WHAT YOU HAVE TO DO => Collect all lines below with the string "right".

SUPPLIED MATERIAL =>

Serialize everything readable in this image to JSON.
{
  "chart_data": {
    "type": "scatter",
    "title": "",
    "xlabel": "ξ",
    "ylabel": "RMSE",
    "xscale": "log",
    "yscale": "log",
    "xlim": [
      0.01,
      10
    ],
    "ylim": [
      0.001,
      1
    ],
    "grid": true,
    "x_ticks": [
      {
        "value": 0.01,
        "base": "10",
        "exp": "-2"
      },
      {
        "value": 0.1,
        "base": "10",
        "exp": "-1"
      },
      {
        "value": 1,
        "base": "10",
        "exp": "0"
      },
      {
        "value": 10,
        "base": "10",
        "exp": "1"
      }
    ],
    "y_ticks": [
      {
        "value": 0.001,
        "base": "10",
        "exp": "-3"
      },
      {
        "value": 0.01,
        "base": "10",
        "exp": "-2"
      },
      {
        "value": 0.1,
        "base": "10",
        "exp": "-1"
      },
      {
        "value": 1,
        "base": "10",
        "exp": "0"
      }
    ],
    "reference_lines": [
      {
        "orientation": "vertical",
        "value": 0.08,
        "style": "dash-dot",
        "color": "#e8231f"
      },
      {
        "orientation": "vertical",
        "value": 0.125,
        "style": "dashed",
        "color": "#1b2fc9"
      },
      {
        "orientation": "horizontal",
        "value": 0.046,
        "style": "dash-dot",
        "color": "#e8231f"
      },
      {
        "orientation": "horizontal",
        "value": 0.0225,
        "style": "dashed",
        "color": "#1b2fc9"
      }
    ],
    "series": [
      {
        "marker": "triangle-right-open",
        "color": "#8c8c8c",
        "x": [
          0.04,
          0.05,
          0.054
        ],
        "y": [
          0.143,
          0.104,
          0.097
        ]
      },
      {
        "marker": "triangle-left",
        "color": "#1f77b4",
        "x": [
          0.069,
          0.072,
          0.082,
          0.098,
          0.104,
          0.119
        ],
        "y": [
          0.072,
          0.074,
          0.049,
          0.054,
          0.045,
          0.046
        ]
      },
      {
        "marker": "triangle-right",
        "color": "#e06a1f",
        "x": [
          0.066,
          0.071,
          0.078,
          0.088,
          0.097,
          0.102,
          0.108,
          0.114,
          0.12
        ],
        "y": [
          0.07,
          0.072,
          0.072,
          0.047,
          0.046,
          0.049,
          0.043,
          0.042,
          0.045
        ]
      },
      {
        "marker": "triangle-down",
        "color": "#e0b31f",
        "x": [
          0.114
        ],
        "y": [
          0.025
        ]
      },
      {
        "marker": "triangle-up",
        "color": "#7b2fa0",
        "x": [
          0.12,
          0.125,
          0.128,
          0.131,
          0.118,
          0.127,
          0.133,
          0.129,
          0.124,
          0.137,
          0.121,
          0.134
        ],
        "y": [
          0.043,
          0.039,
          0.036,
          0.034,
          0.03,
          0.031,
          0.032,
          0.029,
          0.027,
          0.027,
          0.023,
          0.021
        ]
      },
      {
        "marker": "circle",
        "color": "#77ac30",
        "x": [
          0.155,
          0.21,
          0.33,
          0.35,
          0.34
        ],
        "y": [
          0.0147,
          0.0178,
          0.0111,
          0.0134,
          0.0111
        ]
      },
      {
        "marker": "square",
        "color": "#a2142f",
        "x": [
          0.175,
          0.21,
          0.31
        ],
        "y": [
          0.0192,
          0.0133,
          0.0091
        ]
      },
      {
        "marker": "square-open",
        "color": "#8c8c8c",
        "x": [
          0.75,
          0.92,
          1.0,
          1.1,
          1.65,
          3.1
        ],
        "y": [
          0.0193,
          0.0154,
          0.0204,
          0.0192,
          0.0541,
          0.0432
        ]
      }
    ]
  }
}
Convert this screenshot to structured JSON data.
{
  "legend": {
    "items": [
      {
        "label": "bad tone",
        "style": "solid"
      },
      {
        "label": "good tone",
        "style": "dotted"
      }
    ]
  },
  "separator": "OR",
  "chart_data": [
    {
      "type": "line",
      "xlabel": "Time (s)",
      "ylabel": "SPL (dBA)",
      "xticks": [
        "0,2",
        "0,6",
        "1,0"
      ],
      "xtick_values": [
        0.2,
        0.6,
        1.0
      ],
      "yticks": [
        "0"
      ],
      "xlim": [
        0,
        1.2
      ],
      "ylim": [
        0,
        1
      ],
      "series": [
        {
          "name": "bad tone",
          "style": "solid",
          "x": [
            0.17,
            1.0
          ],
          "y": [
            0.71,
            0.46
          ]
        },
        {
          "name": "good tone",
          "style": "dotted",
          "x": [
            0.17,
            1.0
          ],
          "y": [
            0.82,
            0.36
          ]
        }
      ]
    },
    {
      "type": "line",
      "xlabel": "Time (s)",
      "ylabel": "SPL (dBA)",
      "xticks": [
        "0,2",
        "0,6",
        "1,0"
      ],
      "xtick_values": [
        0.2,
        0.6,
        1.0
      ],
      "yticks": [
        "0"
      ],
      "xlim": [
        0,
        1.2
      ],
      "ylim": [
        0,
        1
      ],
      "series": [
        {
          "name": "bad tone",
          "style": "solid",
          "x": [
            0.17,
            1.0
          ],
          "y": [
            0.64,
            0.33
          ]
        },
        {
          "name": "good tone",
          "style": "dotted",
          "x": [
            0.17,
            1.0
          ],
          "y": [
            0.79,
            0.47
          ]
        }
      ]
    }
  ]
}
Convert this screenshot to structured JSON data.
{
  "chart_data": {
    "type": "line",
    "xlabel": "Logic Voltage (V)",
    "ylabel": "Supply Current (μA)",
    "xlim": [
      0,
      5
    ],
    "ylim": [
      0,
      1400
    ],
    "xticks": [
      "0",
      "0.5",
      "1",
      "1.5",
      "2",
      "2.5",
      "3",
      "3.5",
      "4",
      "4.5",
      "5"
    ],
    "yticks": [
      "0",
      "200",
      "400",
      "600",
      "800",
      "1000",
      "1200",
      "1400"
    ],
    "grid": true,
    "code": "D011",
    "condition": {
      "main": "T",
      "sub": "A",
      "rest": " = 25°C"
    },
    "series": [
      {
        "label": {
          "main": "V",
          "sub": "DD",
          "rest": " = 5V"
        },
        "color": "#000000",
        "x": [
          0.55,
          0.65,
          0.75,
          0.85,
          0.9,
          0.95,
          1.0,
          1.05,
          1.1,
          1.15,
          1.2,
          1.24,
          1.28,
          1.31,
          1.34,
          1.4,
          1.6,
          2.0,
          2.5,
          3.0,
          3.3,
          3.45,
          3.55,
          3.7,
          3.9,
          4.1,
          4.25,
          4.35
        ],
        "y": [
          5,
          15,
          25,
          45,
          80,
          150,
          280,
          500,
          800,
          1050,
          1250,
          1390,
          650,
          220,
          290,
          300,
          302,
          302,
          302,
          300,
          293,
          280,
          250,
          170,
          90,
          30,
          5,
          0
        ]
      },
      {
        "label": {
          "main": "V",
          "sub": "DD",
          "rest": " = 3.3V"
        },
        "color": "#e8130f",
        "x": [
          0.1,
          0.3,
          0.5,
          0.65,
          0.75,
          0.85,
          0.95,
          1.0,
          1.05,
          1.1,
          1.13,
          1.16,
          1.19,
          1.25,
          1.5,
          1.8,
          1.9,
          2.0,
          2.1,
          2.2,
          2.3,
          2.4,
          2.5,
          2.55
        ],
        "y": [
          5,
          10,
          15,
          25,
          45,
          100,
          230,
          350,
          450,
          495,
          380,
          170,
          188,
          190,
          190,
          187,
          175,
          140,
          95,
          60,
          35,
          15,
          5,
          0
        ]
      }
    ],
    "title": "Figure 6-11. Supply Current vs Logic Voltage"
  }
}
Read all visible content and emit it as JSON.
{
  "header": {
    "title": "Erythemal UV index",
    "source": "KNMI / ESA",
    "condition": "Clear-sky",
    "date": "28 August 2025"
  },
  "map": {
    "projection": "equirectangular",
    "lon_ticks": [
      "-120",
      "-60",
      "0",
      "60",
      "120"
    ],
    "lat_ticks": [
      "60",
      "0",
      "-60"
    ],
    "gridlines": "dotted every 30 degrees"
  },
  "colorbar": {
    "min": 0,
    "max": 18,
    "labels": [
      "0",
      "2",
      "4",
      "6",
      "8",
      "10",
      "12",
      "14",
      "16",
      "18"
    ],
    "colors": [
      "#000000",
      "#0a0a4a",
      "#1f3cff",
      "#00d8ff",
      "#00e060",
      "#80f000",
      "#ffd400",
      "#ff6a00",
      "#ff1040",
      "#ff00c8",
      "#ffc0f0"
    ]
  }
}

EXPECTED ANSWER =>
        "marker": "triangle-right-open",
        "marker": "triangle-right",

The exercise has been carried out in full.